» **What to produce**
List all lines of the data that include the string "this".

▶

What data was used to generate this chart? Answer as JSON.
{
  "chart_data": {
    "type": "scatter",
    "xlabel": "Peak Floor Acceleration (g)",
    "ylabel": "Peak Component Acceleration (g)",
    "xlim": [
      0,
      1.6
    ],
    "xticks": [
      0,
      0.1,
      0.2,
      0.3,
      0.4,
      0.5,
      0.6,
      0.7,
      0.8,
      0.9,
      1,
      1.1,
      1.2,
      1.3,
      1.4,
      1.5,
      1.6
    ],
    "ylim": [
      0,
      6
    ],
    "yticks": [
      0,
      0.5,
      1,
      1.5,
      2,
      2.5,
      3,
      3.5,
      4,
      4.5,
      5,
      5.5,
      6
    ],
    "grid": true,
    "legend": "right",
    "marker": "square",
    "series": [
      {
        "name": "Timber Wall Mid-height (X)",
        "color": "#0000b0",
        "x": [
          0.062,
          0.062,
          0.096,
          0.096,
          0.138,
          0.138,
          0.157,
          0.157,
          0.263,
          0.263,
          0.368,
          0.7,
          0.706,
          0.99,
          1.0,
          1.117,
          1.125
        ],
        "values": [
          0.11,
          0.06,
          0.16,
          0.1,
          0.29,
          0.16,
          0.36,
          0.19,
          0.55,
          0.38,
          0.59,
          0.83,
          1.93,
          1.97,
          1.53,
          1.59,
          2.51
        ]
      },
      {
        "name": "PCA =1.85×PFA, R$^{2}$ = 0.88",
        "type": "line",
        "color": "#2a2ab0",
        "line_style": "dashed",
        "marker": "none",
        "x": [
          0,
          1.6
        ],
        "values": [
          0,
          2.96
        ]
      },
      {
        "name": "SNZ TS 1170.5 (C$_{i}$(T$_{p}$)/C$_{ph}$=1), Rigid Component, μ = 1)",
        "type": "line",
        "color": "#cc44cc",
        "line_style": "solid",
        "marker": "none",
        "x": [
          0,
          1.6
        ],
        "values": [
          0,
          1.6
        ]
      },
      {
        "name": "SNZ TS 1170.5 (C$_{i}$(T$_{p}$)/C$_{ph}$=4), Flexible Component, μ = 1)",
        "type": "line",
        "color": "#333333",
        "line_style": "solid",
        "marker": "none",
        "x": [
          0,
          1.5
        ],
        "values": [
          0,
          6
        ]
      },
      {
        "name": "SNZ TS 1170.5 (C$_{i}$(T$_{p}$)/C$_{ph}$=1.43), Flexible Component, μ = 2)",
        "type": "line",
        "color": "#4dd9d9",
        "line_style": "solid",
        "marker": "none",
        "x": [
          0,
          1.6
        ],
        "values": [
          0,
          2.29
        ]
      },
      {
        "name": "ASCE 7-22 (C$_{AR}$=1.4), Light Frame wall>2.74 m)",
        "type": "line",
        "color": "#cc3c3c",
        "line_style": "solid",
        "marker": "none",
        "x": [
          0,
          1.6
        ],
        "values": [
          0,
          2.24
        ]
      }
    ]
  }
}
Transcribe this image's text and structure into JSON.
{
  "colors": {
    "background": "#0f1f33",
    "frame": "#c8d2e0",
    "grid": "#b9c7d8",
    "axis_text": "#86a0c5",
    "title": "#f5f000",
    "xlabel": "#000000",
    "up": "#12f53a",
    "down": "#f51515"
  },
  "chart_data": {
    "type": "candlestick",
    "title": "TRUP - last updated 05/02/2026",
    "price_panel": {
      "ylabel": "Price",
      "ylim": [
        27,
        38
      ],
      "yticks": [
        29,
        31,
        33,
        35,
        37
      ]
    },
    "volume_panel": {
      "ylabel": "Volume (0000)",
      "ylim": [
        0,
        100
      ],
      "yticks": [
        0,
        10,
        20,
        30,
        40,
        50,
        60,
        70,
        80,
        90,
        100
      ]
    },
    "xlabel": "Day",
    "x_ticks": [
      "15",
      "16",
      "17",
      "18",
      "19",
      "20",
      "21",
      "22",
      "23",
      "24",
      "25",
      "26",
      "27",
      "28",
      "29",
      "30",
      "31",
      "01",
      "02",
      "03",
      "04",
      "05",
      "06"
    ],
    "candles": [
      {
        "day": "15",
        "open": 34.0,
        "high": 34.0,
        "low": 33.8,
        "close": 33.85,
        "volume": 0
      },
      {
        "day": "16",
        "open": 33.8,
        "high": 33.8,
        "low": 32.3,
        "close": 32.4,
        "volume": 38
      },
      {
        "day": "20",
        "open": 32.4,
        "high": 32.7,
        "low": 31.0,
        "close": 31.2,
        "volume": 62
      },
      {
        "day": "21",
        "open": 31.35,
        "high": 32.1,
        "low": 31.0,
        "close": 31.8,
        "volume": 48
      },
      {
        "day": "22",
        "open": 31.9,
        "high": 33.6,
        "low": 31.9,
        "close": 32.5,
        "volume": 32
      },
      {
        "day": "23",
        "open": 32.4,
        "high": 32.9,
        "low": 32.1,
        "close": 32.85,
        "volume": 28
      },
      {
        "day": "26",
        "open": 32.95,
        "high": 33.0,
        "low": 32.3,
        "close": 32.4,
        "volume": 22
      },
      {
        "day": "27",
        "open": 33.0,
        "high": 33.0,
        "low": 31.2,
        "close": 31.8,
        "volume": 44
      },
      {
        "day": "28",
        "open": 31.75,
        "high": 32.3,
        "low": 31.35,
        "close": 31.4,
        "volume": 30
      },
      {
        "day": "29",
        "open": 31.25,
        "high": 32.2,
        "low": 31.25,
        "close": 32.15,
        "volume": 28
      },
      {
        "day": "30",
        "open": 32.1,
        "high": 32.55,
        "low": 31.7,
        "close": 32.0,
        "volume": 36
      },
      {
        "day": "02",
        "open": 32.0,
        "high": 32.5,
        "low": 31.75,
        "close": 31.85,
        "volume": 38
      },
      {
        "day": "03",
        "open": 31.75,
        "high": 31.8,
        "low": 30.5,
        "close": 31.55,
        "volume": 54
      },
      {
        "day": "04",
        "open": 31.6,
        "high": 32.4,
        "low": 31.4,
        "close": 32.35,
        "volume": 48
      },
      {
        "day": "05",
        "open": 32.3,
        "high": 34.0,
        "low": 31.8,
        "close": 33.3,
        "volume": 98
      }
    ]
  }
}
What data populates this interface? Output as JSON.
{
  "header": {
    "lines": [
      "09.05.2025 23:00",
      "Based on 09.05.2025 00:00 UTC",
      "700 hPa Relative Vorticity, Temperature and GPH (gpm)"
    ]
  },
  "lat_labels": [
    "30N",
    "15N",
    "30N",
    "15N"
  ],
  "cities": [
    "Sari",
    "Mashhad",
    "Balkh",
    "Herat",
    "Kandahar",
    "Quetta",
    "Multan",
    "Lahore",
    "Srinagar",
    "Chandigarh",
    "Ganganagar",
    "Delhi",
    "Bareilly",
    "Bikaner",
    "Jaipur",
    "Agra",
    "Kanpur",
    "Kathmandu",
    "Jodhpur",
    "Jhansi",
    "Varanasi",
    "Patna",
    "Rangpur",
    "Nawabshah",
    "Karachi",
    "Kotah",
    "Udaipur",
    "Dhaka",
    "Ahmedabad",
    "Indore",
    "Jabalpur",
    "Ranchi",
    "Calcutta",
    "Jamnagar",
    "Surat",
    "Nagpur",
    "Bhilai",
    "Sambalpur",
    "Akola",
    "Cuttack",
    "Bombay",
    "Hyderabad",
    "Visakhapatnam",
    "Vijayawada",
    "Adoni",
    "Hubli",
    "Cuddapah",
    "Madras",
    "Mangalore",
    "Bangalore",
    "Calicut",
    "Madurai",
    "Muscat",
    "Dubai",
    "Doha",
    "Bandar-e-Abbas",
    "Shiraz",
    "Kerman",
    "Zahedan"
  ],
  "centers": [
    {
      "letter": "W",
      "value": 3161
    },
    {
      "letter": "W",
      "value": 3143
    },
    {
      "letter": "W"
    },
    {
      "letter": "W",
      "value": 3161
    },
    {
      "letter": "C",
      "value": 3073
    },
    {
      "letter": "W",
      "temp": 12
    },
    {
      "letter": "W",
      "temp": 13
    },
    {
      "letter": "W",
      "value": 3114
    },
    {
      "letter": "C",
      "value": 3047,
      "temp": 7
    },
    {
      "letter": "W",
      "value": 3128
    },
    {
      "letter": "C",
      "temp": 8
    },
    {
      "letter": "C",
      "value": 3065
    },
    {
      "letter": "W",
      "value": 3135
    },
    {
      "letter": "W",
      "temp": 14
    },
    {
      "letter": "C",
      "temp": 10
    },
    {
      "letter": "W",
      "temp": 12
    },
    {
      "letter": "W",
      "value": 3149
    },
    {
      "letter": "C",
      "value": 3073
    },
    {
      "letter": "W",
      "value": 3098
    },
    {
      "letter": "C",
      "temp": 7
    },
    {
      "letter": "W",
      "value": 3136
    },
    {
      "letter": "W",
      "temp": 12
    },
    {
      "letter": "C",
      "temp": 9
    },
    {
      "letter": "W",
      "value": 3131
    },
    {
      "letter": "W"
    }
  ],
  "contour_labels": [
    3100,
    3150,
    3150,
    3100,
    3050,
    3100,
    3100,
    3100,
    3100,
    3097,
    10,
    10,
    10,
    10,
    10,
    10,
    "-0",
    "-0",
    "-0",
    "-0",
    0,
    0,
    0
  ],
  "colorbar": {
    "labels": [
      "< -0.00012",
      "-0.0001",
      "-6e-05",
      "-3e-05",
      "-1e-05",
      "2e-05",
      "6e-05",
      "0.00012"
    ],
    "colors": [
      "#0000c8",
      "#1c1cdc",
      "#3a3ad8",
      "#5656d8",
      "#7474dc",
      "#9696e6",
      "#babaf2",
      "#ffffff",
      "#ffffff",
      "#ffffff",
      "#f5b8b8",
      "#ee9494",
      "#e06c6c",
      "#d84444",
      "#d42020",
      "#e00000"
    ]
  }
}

◀

» **Written reply**
What data was used to generate this chart? Answer as JSON.
Transcribe this image's text and structure into JSON.
What data populates this interface? Output as JSON.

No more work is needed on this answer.